**Work instructions**:
How many lines in this material include the string "power"? Answer with the number and nothing further.

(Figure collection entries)
>> Start
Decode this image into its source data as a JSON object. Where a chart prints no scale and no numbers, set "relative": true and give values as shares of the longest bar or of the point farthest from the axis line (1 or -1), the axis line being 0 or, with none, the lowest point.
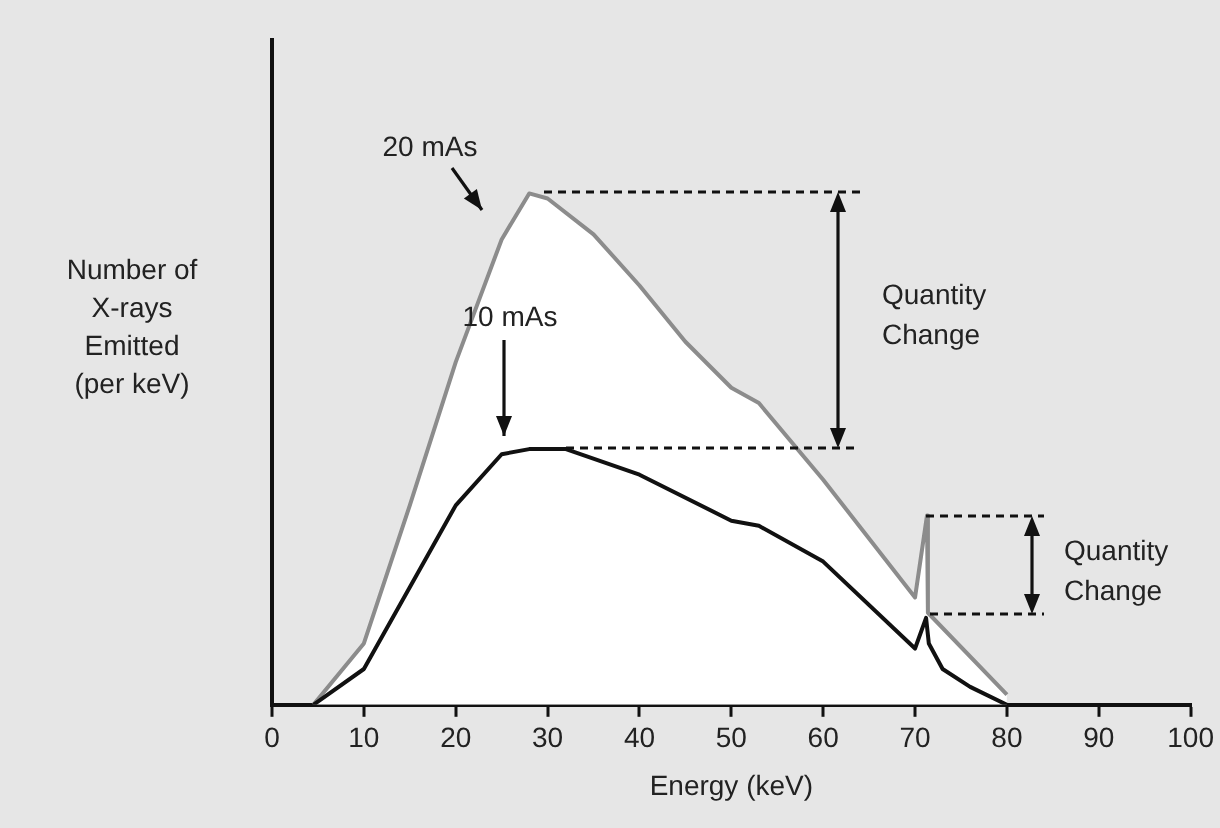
{
  "chart_data": {
    "type": "line",
    "relative": true,
    "xlabel": "Energy (keV)",
    "ylabel": "Number of X-rays Emitted (per keV)",
    "xlim": [
      0,
      100
    ],
    "xticks": [
      0,
      10,
      20,
      30,
      40,
      50,
      60,
      70,
      80,
      90,
      100
    ],
    "grid": false,
    "legend": false,
    "marker": "none",
    "line_style": "solid",
    "series": [
      {
        "type": "area",
        "color": "#8c8c8c",
        "x": [
          4.5,
          10,
          15,
          20,
          25,
          28,
          30,
          35,
          40,
          45,
          50,
          53,
          60,
          70,
          71.3,
          71.4,
          80
        ],
        "values": [
          0,
          0.12,
          0.39,
          0.67,
          0.91,
          1.0,
          0.99,
          0.92,
          0.82,
          0.71,
          0.62,
          0.59,
          0.44,
          0.21,
          0.37,
          0.18,
          0.02
        ]
      },
      {
        "type": "line",
        "color": "#111111",
        "x": [
          4.5,
          10,
          15,
          20,
          25,
          28,
          32,
          40,
          50,
          53,
          60,
          70,
          71.2,
          71.5,
          73,
          76,
          80
        ],
        "values": [
          0,
          0.07,
          0.23,
          0.39,
          0.49,
          0.5,
          0.5,
          0.45,
          0.36,
          0.35,
          0.28,
          0.11,
          0.17,
          0.12,
          0.07,
          0.035,
          0
        ]
      }
    ],
    "annotations": [
      "20 mAs",
      "10 mAs",
      "Quantity Change",
      "Quantity Change"
    ]
  }
}
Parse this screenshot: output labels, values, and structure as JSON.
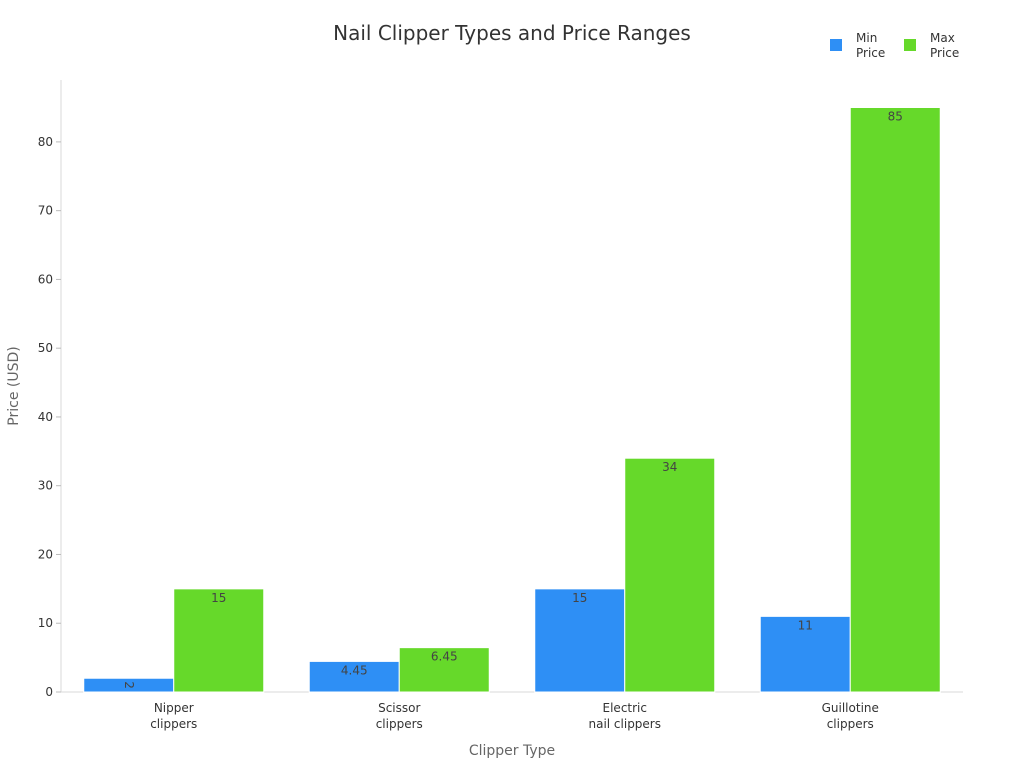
{
  "chart_data": {
    "type": "bar",
    "title": "Nail Clipper Types and Price Ranges",
    "xlabel": "Clipper Type",
    "ylabel": "Price (USD)",
    "categories": [
      [
        "Nipper",
        "clippers"
      ],
      [
        "Scissor",
        "clippers"
      ],
      [
        "Electric",
        "nail clippers"
      ],
      [
        "Guillotine",
        "clippers"
      ]
    ],
    "series": [
      {
        "name": [
          "Min",
          "Price"
        ],
        "color": "#2e8ff5",
        "values": [
          2,
          4.45,
          15,
          11
        ],
        "labels": [
          "2",
          "4.45",
          "15",
          "11"
        ]
      },
      {
        "name": [
          "Max",
          "Price"
        ],
        "color": "#66d92a",
        "values": [
          15,
          6.45,
          34,
          85
        ],
        "labels": [
          "15",
          "6.45",
          "34",
          "85"
        ]
      }
    ],
    "ylim": [
      0,
      89
    ],
    "yticks": [
      0,
      10,
      20,
      30,
      40,
      50,
      60,
      70,
      80
    ],
    "grid": false,
    "legend_position": "top-right"
  }
}
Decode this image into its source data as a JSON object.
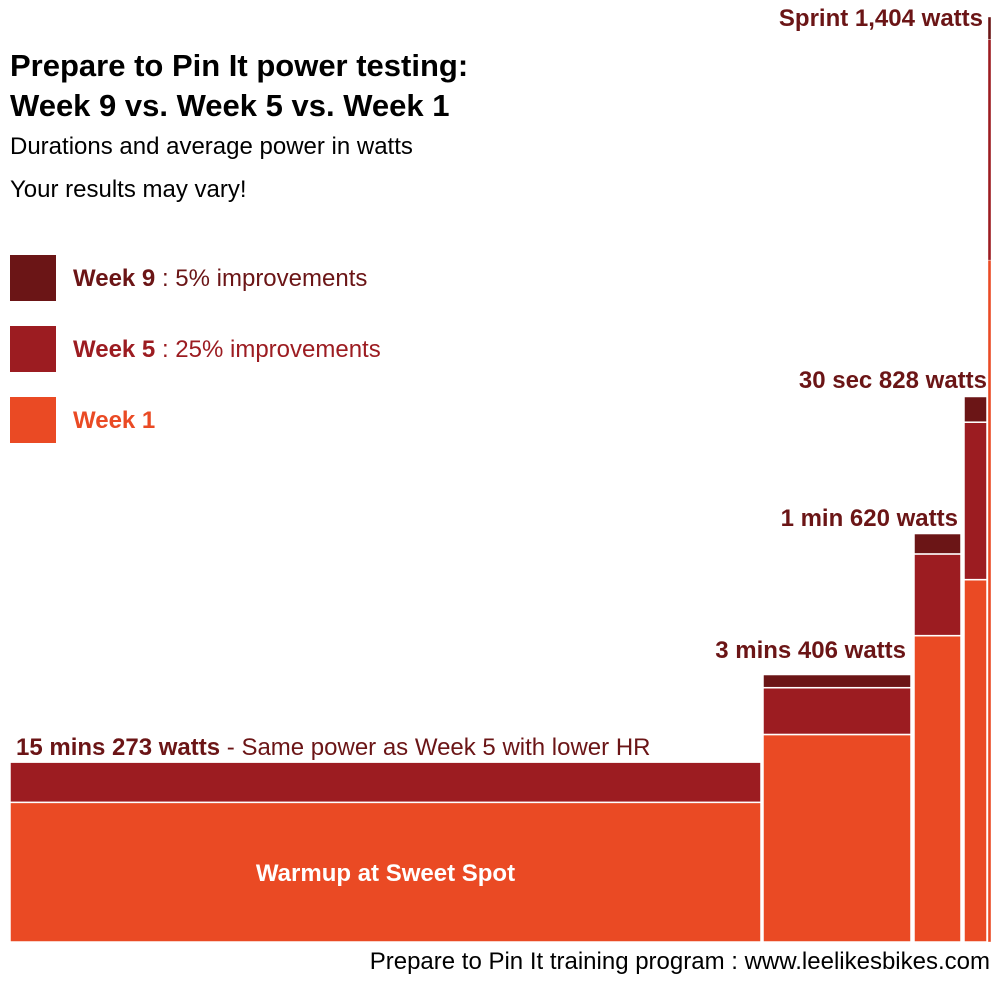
{
  "title_line1": "Prepare to Pin It power testing:",
  "title_line2": "Week 9 vs. Week 5 vs. Week 1",
  "subtitle": "Durations and average power in watts",
  "note": "Your results may vary!",
  "footer": "Prepare to Pin It training program : www.leelikesbikes.com",
  "legend": [
    {
      "name": "Week 9",
      "suffix": " : 5% improvements",
      "color": "#6b1516"
    },
    {
      "name": "Week 5",
      "suffix": " : 25% improvements",
      "color": "#9c1c21"
    },
    {
      "name": "Week 1",
      "suffix": "",
      "color": "#ea4a24"
    }
  ],
  "chart_data": {
    "type": "bar",
    "title": "Prepare to Pin It power testing: Week 9 vs. Week 5 vs. Week 1",
    "subtitle": "Durations and average power in watts",
    "xlabel": "",
    "ylabel": "",
    "ylim": [
      0,
      1404
    ],
    "categories": [
      "15 mins",
      "3 mins",
      "1 min",
      "30 sec",
      "Sprint"
    ],
    "series": [
      {
        "name": "Week 1",
        "color": "#ea4a24",
        "values": [
          212,
          315,
          465,
          550,
          1035
        ]
      },
      {
        "name": "Week 5",
        "color": "#9c1c21",
        "values": [
          273,
          386,
          589,
          789,
          1370
        ]
      },
      {
        "name": "Week 9",
        "color": "#6b1516",
        "values": [
          273,
          406,
          620,
          828,
          1404
        ]
      }
    ],
    "bar_labels": [
      {
        "bold": "15 mins 273 watts",
        "rest": " - Same power as Week 5 with lower HR"
      },
      {
        "bold": "3 mins 406 watts",
        "rest": ""
      },
      {
        "bold": "1 min 620 watts",
        "rest": ""
      },
      {
        "bold": "30 sec 828 watts",
        "rest": ""
      },
      {
        "bold": "Sprint 1,404 watts",
        "rest": ""
      }
    ],
    "inner_label": "Warmup at Sweet Spot",
    "grid": false,
    "legend_position": "top-left"
  }
}
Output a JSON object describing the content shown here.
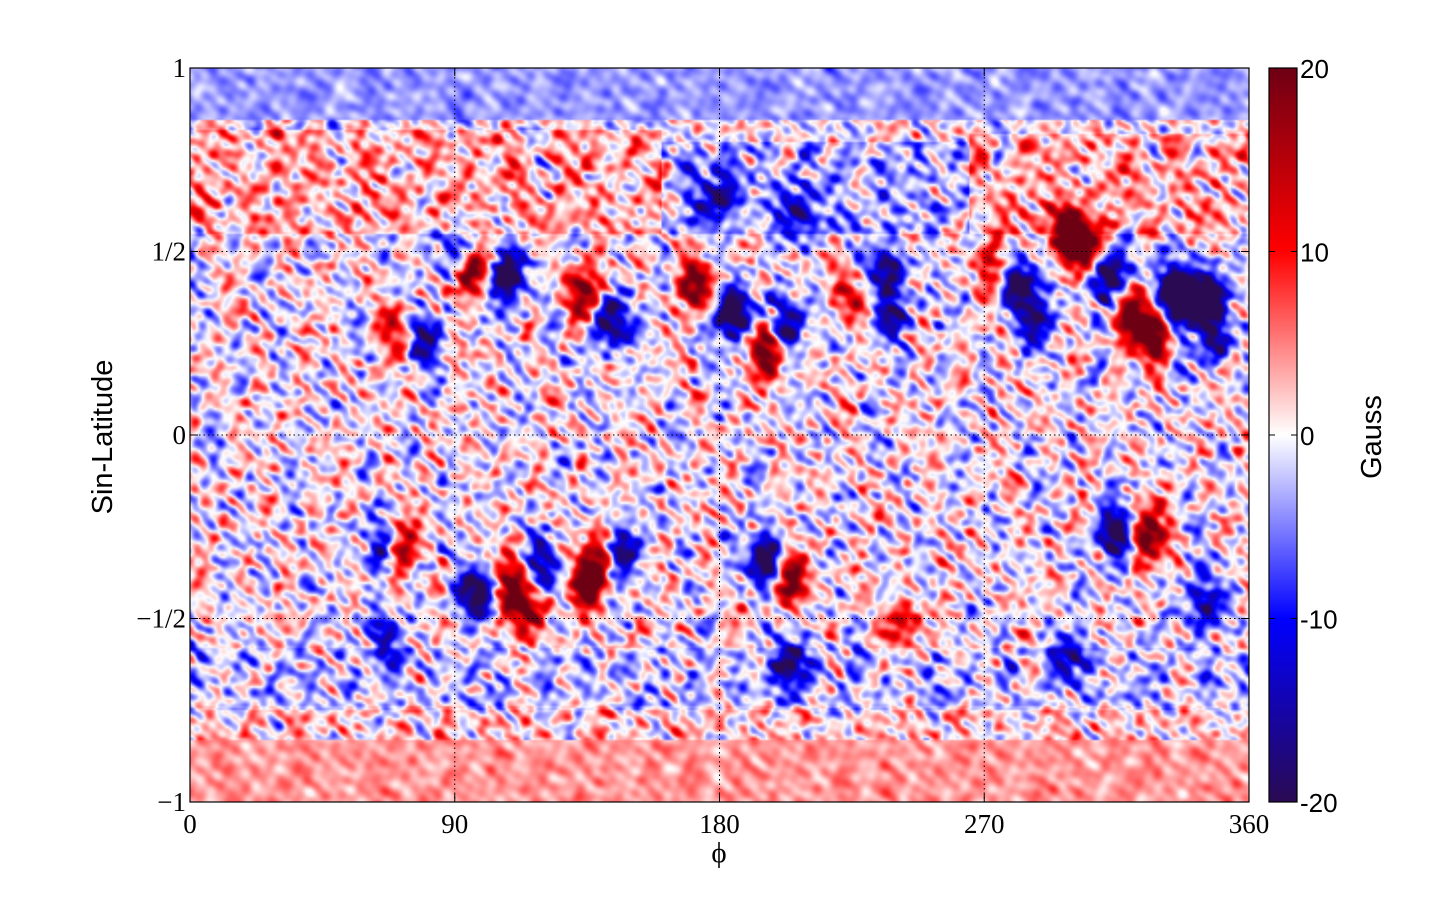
>> End
**Final result**:
5